* _Your objective_
Drop every picture, then transcribe the remaining data exactly.

* _Stored data_
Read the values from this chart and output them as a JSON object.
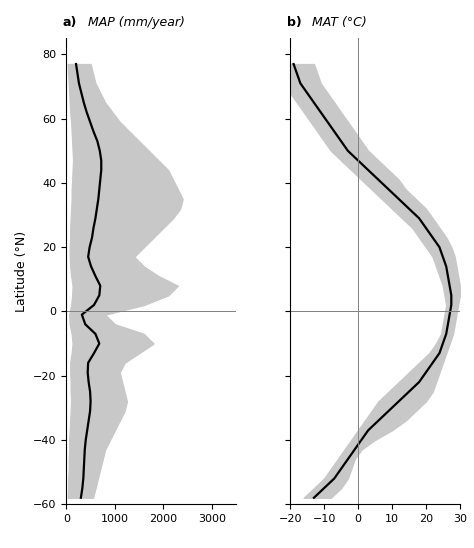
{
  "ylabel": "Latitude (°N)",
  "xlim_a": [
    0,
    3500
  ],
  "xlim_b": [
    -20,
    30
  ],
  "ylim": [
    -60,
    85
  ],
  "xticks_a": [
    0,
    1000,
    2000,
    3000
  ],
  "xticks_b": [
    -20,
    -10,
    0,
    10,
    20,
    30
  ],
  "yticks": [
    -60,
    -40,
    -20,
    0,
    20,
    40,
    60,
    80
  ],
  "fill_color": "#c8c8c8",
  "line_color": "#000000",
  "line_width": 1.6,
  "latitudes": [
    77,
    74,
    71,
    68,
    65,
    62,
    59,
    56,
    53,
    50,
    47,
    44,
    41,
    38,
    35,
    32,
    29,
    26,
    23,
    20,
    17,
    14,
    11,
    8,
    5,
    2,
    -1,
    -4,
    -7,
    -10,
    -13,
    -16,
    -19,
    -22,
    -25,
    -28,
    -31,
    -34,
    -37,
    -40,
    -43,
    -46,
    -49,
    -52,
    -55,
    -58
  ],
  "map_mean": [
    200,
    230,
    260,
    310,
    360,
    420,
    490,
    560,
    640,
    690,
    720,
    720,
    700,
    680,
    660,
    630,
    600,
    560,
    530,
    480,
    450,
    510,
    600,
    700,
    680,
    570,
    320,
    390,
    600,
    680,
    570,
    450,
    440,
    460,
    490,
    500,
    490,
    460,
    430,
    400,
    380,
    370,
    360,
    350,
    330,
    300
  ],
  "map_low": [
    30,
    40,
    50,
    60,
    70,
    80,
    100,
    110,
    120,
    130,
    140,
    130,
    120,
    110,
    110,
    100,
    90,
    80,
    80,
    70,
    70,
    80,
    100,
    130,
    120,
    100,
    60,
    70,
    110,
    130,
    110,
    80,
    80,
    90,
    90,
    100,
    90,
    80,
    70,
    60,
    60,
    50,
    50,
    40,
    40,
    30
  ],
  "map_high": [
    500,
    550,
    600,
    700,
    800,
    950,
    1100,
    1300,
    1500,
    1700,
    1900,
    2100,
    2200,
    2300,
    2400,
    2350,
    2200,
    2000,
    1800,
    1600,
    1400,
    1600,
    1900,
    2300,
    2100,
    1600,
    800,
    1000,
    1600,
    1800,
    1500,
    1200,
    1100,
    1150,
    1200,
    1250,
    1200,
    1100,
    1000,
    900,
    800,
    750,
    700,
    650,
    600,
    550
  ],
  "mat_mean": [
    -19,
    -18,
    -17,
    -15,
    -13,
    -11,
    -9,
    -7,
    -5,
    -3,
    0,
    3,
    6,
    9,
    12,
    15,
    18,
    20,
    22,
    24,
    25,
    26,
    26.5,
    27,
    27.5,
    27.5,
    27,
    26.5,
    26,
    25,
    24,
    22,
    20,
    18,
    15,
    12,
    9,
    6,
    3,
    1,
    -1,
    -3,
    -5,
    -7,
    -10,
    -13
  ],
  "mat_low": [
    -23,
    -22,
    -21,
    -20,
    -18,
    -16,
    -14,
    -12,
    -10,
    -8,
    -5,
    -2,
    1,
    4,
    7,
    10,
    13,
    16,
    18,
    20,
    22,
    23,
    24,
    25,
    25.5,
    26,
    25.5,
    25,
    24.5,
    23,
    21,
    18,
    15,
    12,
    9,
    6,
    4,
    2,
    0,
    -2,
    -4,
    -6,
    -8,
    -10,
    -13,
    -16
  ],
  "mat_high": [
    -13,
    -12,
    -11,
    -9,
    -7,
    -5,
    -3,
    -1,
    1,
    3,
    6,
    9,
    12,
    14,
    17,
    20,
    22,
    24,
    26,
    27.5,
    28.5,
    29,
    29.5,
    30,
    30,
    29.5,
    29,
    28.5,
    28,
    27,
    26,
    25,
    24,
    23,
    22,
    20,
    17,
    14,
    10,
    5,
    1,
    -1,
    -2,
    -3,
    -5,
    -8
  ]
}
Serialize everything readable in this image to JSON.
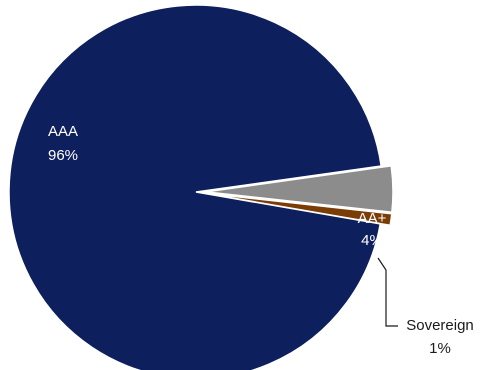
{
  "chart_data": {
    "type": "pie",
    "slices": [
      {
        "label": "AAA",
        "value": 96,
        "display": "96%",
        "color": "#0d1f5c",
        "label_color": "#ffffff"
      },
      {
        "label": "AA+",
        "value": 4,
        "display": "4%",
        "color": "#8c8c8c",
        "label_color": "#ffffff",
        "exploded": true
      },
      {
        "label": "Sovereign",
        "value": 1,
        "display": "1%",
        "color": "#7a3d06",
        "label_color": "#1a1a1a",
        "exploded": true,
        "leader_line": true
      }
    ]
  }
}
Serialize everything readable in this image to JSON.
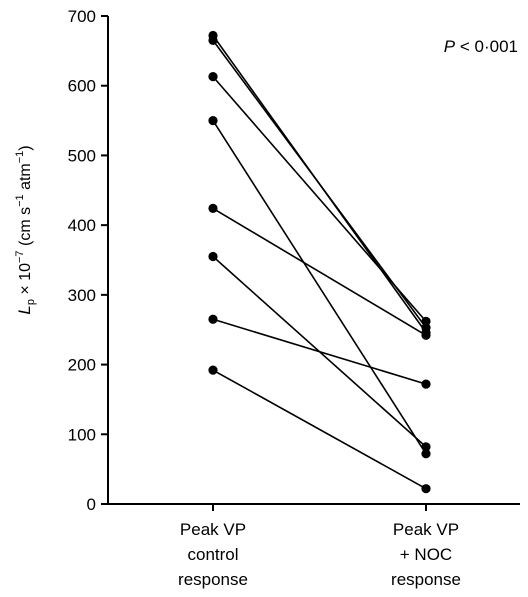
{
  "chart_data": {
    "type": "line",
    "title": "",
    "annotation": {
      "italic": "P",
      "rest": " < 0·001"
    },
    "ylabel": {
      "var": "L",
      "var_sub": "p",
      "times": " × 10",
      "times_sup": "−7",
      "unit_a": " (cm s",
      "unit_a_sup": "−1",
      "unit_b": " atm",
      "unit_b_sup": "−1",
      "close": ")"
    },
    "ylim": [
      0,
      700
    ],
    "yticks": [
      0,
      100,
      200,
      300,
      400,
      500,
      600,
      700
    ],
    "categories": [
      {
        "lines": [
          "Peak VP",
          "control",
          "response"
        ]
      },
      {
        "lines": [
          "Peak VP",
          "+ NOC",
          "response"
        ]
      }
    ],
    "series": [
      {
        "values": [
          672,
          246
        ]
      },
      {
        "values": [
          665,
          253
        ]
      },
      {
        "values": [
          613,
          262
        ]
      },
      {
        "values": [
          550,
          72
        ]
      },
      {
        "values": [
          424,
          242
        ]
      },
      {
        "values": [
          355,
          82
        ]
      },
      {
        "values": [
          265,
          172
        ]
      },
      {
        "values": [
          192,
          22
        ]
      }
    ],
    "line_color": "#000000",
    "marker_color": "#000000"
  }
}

* _Response below_
Read the values from this chart and output them as a JSON object.
{
  "ylabel": "Latitude (°N)",
  "xlim_a": [
    0,
    3500
  ],
  "xlim_b": [
    -20,
    30
  ],
  "ylim": [
    -60,
    85
  ],
  "xticks_a": [
    0,
    1000,
    2000,
    3000
  ],
  "xticks_b": [
    -20,
    -10,
    0,
    10,
    20,
    30
  ],
  "yticks": [
    -60,
    -40,
    -20,
    0,
    20,
    40,
    60,
    80
  ],
  "fill_color": "#c8c8c8",
  "line_color": "#000000",
  "line_width": 1.6,
  "latitudes": [
    77,
    74,
    71,
    68,
    65,
    62,
    59,
    56,
    53,
    50,
    47,
    44,
    41,
    38,
    35,
    32,
    29,
    26,
    23,
    20,
    17,
    14,
    11,
    8,
    5,
    2,
    -1,
    -4,
    -7,
    -10,
    -13,
    -16,
    -19,
    -22,
    -25,
    -28,
    -31,
    -34,
    -37,
    -40,
    -43,
    -46,
    -49,
    -52,
    -55,
    -58
  ],
  "map_mean": [
    200,
    230,
    260,
    310,
    360,
    420,
    490,
    560,
    640,
    690,
    720,
    720,
    700,
    680,
    660,
    630,
    600,
    560,
    530,
    480,
    450,
    510,
    600,
    700,
    680,
    570,
    320,
    390,
    600,
    680,
    570,
    450,
    440,
    460,
    490,
    500,
    490,
    460,
    430,
    400,
    380,
    370,
    360,
    350,
    330,
    300
  ],
  "map_low": [
    30,
    40,
    50,
    60,
    70,
    80,
    100,
    110,
    120,
    130,
    140,
    130,
    120,
    110,
    110,
    100,
    90,
    80,
    80,
    70,
    70,
    80,
    100,
    130,
    120,
    100,
    60,
    70,
    110,
    130,
    110,
    80,
    80,
    90,
    90,
    100,
    90,
    80,
    70,
    60,
    60,
    50,
    50,
    40,
    40,
    30
  ],
  "map_high": [
    500,
    550,
    600,
    700,
    800,
    950,
    1100,
    1300,
    1500,
    1700,
    1900,
    2100,
    2200,
    2300,
    2400,
    2350,
    2200,
    2000,
    1800,
    1600,
    1400,
    1600,
    1900,
    2300,
    2100,
    1600,
    800,
    1000,
    1600,
    1800,
    1500,
    1200,
    1100,
    1150,
    1200,
    1250,
    1200,
    1100,
    1000,
    900,
    800,
    750,
    700,
    650,
    600,
    550
  ],
  "mat_mean": [
    -19,
    -18,
    -17,
    -15,
    -13,
    -11,
    -9,
    -7,
    -5,
    -3,
    0,
    3,
    6,
    9,
    12,
    15,
    18,
    20,
    22,
    24,
    25,
    26,
    26.5,
    27,
    27.5,
    27.5,
    27,
    26.5,
    26,
    25,
    24,
    22,
    20,
    18,
    15,
    12,
    9,
    6,
    3,
    1,
    -1,
    -3,
    -5,
    -7,
    -10,
    -13
  ],
  "mat_low": [
    -23,
    -22,
    -21,
    -20,
    -18,
    -16,
    -14,
    -12,
    -10,
    -8,
    -5,
    -2,
    1,
    4,
    7,
    10,
    13,
    16,
    18,
    20,
    22,
    23,
    24,
    25,
    25.5,
    26,
    25.5,
    25,
    24.5,
    23,
    21,
    18,
    15,
    12,
    9,
    6,
    4,
    2,
    0,
    -2,
    -4,
    -6,
    -8,
    -10,
    -13,
    -16
  ],
  "mat_high": [
    -13,
    -12,
    -11,
    -9,
    -7,
    -5,
    -3,
    -1,
    1,
    3,
    6,
    9,
    12,
    14,
    17,
    20,
    22,
    24,
    26,
    27.5,
    28.5,
    29,
    29.5,
    30,
    30,
    29.5,
    29,
    28.5,
    28,
    27,
    26,
    25,
    24,
    23,
    22,
    20,
    17,
    14,
    10,
    5,
    1,
    -1,
    -2,
    -3,
    -5,
    -8
  ]
}
Serialize everything readable in this image to JSON.
{
  "chart_data": {
    "type": "pie",
    "slices": [
      {
        "label": "AAA",
        "value": 96,
        "display": "96%",
        "color": "#0d1f5c",
        "label_color": "#ffffff"
      },
      {
        "label": "AA+",
        "value": 4,
        "display": "4%",
        "color": "#8c8c8c",
        "label_color": "#ffffff",
        "exploded": true
      },
      {
        "label": "Sovereign",
        "value": 1,
        "display": "1%",
        "color": "#7a3d06",
        "label_color": "#1a1a1a",
        "exploded": true,
        "leader_line": true
      }
    ]
  }
}
Serialize everything readable in this image to JSON.
{
  "chart_data": {
    "type": "line",
    "title": "",
    "annotation": {
      "italic": "P",
      "rest": " < 0·001"
    },
    "ylabel": {
      "var": "L",
      "var_sub": "p",
      "times": " × 10",
      "times_sup": "−7",
      "unit_a": " (cm s",
      "unit_a_sup": "−1",
      "unit_b": " atm",
      "unit_b_sup": "−1",
      "close": ")"
    },
    "ylim": [
      0,
      700
    ],
    "yticks": [
      0,
      100,
      200,
      300,
      400,
      500,
      600,
      700
    ],
    "categories": [
      {
        "lines": [
          "Peak VP",
          "control",
          "response"
        ]
      },
      {
        "lines": [
          "Peak VP",
          "+ NOC",
          "response"
        ]
      }
    ],
    "series": [
      {
        "values": [
          672,
          246
        ]
      },
      {
        "values": [
          665,
          253
        ]
      },
      {
        "values": [
          613,
          262
        ]
      },
      {
        "values": [
          550,
          72
        ]
      },
      {
        "values": [
          424,
          242
        ]
      },
      {
        "values": [
          355,
          82
        ]
      },
      {
        "values": [
          265,
          172
        ]
      },
      {
        "values": [
          192,
          22
        ]
      }
    ],
    "line_color": "#000000",
    "marker_color": "#000000"
  }
}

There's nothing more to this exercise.